Figure record listings
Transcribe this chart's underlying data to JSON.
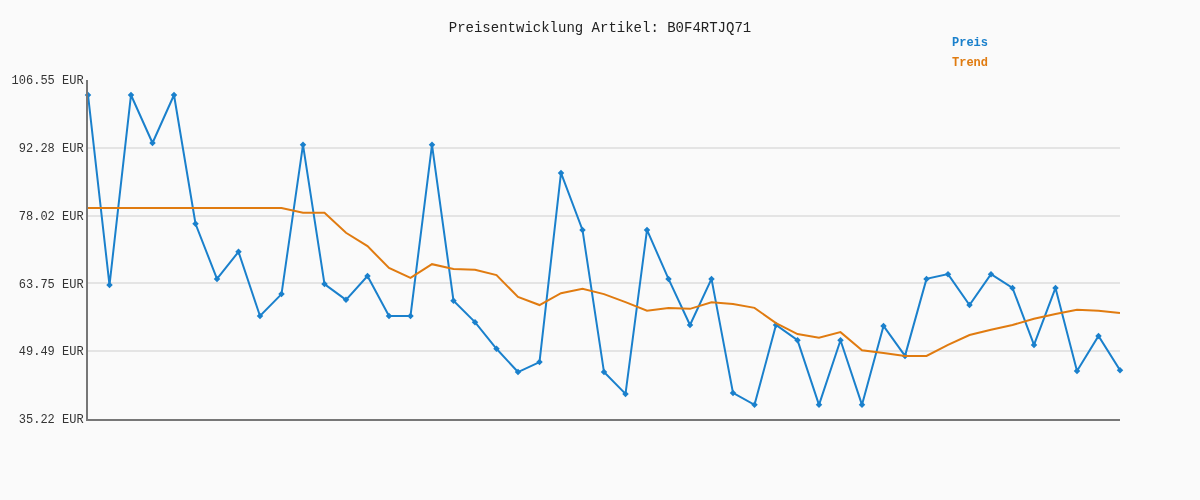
{
  "chart_data": {
    "type": "line",
    "title": "Preisentwicklung Artikel: B0F4RTJQ71",
    "categories": [
      null,
      null,
      null,
      null,
      null,
      null,
      null,
      null,
      null,
      null,
      null,
      null,
      null,
      null,
      null,
      null,
      null,
      null,
      null,
      null,
      null,
      null,
      null,
      null,
      null,
      null,
      null,
      null,
      null,
      null,
      null,
      null,
      null,
      null,
      null,
      null,
      null,
      null,
      null,
      null,
      null,
      null,
      null,
      null,
      null,
      null,
      null,
      null,
      null
    ],
    "series": [
      {
        "name": "Preis",
        "color": "#1a80cc",
        "marker": "diamond",
        "values": [
          103.4,
          63.4,
          103.4,
          93.3,
          103.4,
          76.3,
          64.7,
          70.4,
          56.9,
          61.5,
          92.9,
          63.6,
          60.3,
          65.3,
          56.9,
          56.9,
          92.9,
          60.1,
          55.6,
          50.0,
          45.1,
          47.2,
          87.0,
          75.0,
          45.1,
          40.5,
          75.0,
          64.7,
          55.0,
          64.7,
          40.7,
          38.2,
          55.0,
          51.8,
          38.2,
          51.8,
          38.2,
          54.8,
          48.5,
          64.7,
          65.7,
          59.2,
          65.7,
          62.8,
          50.8,
          62.8,
          45.3,
          52.7,
          45.5
        ]
      },
      {
        "name": "Trend",
        "color": "#e07b10",
        "values": [
          79.6,
          79.6,
          79.6,
          79.6,
          79.6,
          79.6,
          79.6,
          79.6,
          79.6,
          79.6,
          78.6,
          78.6,
          74.4,
          71.6,
          67.0,
          64.9,
          67.8,
          66.8,
          66.6,
          65.5,
          60.9,
          59.2,
          61.7,
          62.6,
          61.5,
          59.8,
          58.0,
          58.6,
          58.4,
          59.8,
          59.4,
          58.6,
          55.4,
          53.1,
          52.3,
          53.5,
          49.7,
          49.1,
          48.5,
          48.5,
          50.8,
          52.9,
          54.0,
          55.0,
          56.3,
          57.3,
          58.2,
          58.0,
          57.5
        ]
      }
    ],
    "ylim": [
      35.22,
      106.55
    ],
    "yticks": [
      {
        "value": 35.22,
        "label": "35.22 EUR"
      },
      {
        "value": 49.49,
        "label": "49.49 EUR"
      },
      {
        "value": 63.75,
        "label": "63.75 EUR"
      },
      {
        "value": 78.02,
        "label": "78.02 EUR"
      },
      {
        "value": 92.28,
        "label": "92.28 EUR"
      },
      {
        "value": 106.55,
        "label": "106.55 EUR"
      }
    ],
    "tick_labels": "y",
    "grid": "y",
    "legend": "top right"
  }
}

** Problem statement **
Copy the records above exactly. The pictures are not part of the copy.

** Task solution **
Transcribe this chart's underlying data to JSON.
{
  "chart_data": {
    "type": "line",
    "title": "Preisentwicklung Artikel: B0F4RTJQ71",
    "categories": [
      null,
      null,
      null,
      null,
      null,
      null,
      null,
      null,
      null,
      null,
      null,
      null,
      null,
      null,
      null,
      null,
      null,
      null,
      null,
      null,
      null,
      null,
      null,
      null,
      null,
      null,
      null,
      null,
      null,
      null,
      null,
      null,
      null,
      null,
      null,
      null,
      null,
      null,
      null,
      null,
      null,
      null,
      null,
      null,
      null,
      null,
      null,
      null,
      null
    ],
    "series": [
      {
        "name": "Preis",
        "color": "#1a80cc",
        "marker": "diamond",
        "values": [
          103.4,
          63.4,
          103.4,
          93.3,
          103.4,
          76.3,
          64.7,
          70.4,
          56.9,
          61.5,
          92.9,
          63.6,
          60.3,
          65.3,
          56.9,
          56.9,
          92.9,
          60.1,
          55.6,
          50.0,
          45.1,
          47.2,
          87.0,
          75.0,
          45.1,
          40.5,
          75.0,
          64.7,
          55.0,
          64.7,
          40.7,
          38.2,
          55.0,
          51.8,
          38.2,
          51.8,
          38.2,
          54.8,
          48.5,
          64.7,
          65.7,
          59.2,
          65.7,
          62.8,
          50.8,
          62.8,
          45.3,
          52.7,
          45.5
        ]
      },
      {
        "name": "Trend",
        "color": "#e07b10",
        "values": [
          79.6,
          79.6,
          79.6,
          79.6,
          79.6,
          79.6,
          79.6,
          79.6,
          79.6,
          79.6,
          78.6,
          78.6,
          74.4,
          71.6,
          67.0,
          64.9,
          67.8,
          66.8,
          66.6,
          65.5,
          60.9,
          59.2,
          61.7,
          62.6,
          61.5,
          59.8,
          58.0,
          58.6,
          58.4,
          59.8,
          59.4,
          58.6,
          55.4,
          53.1,
          52.3,
          53.5,
          49.7,
          49.1,
          48.5,
          48.5,
          50.8,
          52.9,
          54.0,
          55.0,
          56.3,
          57.3,
          58.2,
          58.0,
          57.5
        ]
      }
    ],
    "ylim": [
      35.22,
      106.55
    ],
    "yticks": [
      {
        "value": 35.22,
        "label": "35.22 EUR"
      },
      {
        "value": 49.49,
        "label": "49.49 EUR"
      },
      {
        "value": 63.75,
        "label": "63.75 EUR"
      },
      {
        "value": 78.02,
        "label": "78.02 EUR"
      },
      {
        "value": 92.28,
        "label": "92.28 EUR"
      },
      {
        "value": 106.55,
        "label": "106.55 EUR"
      }
    ],
    "tick_labels": "y",
    "grid": "y",
    "legend": "top right"
  }
}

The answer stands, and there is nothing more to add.